*Goal of the exercise*.
Pick every line with "content" from the material below.

###

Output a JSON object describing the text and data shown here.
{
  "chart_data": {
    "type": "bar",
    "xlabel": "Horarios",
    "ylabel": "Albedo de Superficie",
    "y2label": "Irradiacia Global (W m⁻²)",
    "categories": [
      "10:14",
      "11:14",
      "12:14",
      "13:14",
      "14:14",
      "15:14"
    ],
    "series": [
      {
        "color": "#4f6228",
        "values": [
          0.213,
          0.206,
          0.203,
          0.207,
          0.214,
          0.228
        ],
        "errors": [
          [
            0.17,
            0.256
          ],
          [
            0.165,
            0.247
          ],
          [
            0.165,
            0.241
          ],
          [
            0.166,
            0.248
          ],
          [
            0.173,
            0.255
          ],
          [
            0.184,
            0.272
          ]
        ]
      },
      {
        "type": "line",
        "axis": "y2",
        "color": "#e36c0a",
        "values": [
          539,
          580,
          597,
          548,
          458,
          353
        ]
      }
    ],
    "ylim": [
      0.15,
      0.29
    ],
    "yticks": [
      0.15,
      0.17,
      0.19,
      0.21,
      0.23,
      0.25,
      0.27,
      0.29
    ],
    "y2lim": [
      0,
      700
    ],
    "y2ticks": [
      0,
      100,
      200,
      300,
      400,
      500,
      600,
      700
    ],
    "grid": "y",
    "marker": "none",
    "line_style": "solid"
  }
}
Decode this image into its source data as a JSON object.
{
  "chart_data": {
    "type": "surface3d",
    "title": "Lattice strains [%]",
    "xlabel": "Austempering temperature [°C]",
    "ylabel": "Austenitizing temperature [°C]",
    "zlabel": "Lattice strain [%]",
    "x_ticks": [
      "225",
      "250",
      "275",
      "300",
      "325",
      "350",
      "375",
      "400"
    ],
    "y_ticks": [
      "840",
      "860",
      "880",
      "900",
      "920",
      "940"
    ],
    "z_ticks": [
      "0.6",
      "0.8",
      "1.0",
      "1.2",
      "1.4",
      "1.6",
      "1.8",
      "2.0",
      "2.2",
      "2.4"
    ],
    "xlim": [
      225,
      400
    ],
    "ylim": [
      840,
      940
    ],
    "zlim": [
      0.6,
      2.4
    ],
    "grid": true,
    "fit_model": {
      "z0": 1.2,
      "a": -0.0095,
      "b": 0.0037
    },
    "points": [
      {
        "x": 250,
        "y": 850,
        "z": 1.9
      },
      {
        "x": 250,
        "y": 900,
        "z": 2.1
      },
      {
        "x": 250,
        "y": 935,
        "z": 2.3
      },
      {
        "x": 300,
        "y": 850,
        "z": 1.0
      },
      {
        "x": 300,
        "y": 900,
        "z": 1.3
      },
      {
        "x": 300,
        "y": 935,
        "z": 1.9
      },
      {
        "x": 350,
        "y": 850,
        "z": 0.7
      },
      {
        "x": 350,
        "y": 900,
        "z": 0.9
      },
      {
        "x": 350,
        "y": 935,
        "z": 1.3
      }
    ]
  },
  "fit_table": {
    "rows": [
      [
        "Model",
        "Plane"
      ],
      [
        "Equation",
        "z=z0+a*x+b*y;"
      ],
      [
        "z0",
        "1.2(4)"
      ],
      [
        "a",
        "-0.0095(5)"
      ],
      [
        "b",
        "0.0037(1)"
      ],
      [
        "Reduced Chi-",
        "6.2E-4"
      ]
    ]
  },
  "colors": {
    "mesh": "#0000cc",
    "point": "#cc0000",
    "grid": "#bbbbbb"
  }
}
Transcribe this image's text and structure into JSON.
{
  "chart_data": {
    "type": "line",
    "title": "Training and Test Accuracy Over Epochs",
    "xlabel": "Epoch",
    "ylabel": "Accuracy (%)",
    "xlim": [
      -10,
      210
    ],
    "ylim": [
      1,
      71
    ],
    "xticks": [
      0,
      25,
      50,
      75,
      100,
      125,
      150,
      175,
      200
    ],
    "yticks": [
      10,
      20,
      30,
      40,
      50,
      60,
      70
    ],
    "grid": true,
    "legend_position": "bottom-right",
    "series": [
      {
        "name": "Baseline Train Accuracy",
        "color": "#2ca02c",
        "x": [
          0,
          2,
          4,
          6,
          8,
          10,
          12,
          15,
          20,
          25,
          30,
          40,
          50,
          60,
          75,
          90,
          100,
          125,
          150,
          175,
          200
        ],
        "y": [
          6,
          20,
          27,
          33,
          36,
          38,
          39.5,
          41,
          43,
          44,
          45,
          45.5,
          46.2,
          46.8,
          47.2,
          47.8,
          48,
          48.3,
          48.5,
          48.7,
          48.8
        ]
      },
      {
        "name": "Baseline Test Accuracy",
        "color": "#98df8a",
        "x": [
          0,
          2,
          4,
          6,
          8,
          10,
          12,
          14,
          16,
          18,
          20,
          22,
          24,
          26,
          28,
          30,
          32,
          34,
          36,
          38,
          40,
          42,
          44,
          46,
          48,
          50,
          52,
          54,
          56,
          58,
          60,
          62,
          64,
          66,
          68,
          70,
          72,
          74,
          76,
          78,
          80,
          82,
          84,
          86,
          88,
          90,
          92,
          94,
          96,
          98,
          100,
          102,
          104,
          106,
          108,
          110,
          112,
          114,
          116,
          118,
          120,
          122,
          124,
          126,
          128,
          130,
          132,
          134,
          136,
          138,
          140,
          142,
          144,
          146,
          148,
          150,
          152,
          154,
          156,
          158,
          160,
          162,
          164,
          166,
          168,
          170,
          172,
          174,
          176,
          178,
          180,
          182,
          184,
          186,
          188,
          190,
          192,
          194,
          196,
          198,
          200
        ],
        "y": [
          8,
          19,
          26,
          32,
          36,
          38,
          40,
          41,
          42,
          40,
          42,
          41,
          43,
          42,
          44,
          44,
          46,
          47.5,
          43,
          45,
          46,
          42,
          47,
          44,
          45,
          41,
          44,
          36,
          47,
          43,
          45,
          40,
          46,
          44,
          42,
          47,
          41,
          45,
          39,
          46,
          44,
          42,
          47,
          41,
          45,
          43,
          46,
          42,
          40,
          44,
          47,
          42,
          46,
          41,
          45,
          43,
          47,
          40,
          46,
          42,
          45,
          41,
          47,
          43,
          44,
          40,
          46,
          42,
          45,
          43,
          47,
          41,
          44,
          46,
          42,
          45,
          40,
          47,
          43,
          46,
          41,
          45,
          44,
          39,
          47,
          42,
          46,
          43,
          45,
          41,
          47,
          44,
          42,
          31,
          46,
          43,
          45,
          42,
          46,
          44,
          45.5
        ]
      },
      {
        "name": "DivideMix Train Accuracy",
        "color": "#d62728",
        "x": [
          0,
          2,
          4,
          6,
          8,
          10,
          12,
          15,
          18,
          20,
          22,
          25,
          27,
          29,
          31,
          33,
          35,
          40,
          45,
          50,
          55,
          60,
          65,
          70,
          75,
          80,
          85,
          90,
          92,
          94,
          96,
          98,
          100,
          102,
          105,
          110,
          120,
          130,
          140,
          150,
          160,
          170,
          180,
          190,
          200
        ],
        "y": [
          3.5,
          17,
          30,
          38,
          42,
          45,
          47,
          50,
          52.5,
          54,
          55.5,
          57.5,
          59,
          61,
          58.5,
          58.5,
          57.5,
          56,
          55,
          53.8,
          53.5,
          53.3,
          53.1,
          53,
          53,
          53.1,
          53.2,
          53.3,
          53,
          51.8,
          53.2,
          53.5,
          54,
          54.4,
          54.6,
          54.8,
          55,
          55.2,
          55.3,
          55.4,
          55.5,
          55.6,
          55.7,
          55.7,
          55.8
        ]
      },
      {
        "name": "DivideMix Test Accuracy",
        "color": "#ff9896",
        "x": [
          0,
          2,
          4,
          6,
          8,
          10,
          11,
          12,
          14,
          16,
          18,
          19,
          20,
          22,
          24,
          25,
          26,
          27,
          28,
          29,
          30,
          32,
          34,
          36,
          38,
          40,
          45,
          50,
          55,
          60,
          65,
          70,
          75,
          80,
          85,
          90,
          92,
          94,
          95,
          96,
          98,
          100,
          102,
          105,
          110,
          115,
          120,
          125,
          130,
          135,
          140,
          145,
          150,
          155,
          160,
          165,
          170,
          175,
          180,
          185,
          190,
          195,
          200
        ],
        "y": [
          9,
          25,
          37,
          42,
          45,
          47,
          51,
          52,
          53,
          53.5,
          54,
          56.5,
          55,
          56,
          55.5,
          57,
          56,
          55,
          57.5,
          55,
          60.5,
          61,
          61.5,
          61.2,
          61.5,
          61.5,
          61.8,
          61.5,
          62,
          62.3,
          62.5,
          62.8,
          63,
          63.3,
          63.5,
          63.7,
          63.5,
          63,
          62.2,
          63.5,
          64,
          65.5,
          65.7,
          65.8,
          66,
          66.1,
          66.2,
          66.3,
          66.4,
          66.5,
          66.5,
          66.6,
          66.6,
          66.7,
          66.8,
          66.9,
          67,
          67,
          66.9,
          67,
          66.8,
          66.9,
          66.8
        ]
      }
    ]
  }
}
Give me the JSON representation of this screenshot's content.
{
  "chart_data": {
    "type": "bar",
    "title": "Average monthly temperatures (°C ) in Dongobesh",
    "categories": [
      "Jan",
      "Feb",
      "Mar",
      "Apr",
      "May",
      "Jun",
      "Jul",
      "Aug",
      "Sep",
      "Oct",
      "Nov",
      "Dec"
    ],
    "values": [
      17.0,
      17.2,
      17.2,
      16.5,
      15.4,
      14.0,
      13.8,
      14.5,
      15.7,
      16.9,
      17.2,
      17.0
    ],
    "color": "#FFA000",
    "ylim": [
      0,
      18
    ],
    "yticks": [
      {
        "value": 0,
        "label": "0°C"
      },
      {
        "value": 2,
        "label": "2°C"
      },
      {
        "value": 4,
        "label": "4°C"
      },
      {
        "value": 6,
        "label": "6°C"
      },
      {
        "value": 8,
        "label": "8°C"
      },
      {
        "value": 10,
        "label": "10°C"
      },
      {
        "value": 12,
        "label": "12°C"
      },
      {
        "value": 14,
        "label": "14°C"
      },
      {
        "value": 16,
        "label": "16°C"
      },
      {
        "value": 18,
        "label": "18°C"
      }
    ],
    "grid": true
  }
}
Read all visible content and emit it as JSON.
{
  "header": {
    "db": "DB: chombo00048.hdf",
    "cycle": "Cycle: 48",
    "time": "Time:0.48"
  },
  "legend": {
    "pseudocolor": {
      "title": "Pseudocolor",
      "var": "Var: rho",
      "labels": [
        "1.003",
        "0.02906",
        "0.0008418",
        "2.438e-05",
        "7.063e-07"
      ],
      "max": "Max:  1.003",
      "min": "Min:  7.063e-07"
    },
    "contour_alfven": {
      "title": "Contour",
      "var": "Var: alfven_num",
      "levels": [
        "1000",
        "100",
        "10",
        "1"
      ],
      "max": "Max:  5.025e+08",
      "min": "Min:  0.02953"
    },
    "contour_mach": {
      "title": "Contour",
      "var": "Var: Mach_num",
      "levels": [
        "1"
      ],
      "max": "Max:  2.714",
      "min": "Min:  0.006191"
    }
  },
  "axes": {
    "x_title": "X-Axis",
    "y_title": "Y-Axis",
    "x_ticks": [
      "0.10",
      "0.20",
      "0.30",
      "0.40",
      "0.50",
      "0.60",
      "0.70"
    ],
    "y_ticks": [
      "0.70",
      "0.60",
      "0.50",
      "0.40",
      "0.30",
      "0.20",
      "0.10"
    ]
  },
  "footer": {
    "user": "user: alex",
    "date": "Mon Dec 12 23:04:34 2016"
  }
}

###

*Answer to the exercise*.
Give me the JSON representation of this screenshot's content.
Read all visible content and emit it as JSON.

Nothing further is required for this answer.